> _DESCRIPTION OF THE TASK_
Check each line of the records below and collect those holding "Nasdaq".

Stored records
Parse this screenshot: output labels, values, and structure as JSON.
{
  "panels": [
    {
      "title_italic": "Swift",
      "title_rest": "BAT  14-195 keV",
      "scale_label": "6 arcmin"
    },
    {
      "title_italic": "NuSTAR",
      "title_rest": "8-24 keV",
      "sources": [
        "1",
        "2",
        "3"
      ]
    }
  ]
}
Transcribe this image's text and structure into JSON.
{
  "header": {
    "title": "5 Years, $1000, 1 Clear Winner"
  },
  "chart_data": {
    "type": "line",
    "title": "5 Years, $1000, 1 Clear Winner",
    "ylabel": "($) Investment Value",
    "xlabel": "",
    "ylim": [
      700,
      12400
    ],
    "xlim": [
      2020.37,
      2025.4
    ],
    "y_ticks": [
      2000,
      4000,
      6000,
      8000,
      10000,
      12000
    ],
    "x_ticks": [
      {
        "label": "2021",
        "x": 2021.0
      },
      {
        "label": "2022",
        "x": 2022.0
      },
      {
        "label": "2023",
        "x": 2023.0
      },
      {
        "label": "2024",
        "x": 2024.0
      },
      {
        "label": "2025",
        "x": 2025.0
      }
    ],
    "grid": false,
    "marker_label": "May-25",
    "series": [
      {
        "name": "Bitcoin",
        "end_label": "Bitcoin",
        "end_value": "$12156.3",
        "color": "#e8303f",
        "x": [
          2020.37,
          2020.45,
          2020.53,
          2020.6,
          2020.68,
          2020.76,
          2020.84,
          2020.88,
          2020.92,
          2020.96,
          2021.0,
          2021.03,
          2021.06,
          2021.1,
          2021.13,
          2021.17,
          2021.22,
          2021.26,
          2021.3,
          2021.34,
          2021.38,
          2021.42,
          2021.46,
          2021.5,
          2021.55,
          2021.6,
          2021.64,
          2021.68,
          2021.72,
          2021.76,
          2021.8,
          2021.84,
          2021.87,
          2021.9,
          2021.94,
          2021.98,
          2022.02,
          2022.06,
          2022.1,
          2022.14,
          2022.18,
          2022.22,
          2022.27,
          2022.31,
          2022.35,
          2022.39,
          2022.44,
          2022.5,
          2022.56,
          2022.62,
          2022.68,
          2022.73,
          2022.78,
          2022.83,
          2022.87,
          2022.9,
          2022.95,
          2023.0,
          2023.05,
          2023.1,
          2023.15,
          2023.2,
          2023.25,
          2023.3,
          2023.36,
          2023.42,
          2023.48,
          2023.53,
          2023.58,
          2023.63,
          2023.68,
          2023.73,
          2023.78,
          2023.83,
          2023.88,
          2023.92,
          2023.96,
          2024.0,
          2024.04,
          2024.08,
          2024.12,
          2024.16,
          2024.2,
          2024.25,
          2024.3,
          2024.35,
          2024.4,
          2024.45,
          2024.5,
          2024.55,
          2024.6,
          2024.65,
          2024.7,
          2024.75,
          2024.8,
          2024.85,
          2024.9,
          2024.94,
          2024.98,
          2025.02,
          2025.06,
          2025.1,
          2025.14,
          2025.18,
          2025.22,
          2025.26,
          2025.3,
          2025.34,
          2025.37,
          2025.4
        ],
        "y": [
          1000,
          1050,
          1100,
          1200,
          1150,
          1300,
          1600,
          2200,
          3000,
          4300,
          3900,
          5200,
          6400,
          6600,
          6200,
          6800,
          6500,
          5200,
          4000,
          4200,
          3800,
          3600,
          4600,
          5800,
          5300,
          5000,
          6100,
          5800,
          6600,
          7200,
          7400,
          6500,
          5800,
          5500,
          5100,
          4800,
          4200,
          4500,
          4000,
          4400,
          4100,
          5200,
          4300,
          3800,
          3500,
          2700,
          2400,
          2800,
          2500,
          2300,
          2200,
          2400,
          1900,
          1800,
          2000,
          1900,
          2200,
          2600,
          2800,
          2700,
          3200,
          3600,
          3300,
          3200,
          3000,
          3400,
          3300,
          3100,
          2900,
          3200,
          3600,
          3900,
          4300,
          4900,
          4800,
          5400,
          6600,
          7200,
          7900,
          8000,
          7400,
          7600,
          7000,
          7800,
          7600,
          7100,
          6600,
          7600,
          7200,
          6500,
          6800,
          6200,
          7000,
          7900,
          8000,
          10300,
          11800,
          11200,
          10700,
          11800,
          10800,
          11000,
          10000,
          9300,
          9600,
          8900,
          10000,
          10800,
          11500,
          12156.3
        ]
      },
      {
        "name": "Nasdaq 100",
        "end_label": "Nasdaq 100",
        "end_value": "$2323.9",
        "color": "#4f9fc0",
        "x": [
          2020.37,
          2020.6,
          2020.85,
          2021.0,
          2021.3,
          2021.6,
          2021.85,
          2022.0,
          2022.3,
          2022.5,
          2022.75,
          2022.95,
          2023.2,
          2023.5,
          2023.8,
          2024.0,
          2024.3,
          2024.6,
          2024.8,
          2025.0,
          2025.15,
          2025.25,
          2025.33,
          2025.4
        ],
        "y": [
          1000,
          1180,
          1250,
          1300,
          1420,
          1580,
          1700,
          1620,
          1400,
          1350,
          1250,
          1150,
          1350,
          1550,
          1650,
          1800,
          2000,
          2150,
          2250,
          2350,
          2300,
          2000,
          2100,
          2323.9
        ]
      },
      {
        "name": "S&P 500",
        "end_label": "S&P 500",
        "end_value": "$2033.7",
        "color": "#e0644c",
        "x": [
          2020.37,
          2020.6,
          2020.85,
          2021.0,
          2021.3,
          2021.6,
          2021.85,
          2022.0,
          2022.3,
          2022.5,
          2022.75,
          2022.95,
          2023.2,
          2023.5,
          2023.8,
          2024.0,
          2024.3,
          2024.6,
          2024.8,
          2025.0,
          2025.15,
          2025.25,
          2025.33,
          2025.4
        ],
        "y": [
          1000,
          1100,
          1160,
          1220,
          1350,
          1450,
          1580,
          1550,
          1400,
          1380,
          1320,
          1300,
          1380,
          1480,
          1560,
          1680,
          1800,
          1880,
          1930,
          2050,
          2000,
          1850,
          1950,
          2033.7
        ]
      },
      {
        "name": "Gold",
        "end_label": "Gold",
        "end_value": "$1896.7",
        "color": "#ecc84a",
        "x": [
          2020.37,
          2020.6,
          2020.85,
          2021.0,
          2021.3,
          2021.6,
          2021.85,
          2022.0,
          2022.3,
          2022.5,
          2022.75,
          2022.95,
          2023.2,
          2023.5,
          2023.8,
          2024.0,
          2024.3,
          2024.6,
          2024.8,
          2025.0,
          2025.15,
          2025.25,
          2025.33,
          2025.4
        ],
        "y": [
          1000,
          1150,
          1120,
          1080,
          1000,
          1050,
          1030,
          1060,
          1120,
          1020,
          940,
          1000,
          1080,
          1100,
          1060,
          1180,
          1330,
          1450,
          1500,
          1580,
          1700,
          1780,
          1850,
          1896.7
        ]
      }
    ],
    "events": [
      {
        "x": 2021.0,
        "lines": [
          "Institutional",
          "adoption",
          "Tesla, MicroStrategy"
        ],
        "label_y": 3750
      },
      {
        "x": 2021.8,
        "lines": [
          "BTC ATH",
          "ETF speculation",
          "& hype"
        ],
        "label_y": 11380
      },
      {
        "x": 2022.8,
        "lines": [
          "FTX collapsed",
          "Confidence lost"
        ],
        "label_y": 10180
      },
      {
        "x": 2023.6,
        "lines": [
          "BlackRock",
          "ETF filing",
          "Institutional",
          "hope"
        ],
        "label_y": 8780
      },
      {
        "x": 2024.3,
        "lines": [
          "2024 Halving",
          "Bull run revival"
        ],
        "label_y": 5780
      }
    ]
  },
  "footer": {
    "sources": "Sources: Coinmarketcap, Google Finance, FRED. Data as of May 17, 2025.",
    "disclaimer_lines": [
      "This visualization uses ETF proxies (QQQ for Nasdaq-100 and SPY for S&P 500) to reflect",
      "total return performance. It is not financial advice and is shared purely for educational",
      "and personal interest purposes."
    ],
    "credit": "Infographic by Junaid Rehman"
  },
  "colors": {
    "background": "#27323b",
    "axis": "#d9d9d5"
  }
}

> _RESPONSE TO THIS EXERCISE_
        "name": "Nasdaq 100",
        "end_label": "Nasdaq 100",
      "This visualization uses ETF proxies (QQQ for Nasdaq-100 and SPY for S&P 500) to reflect",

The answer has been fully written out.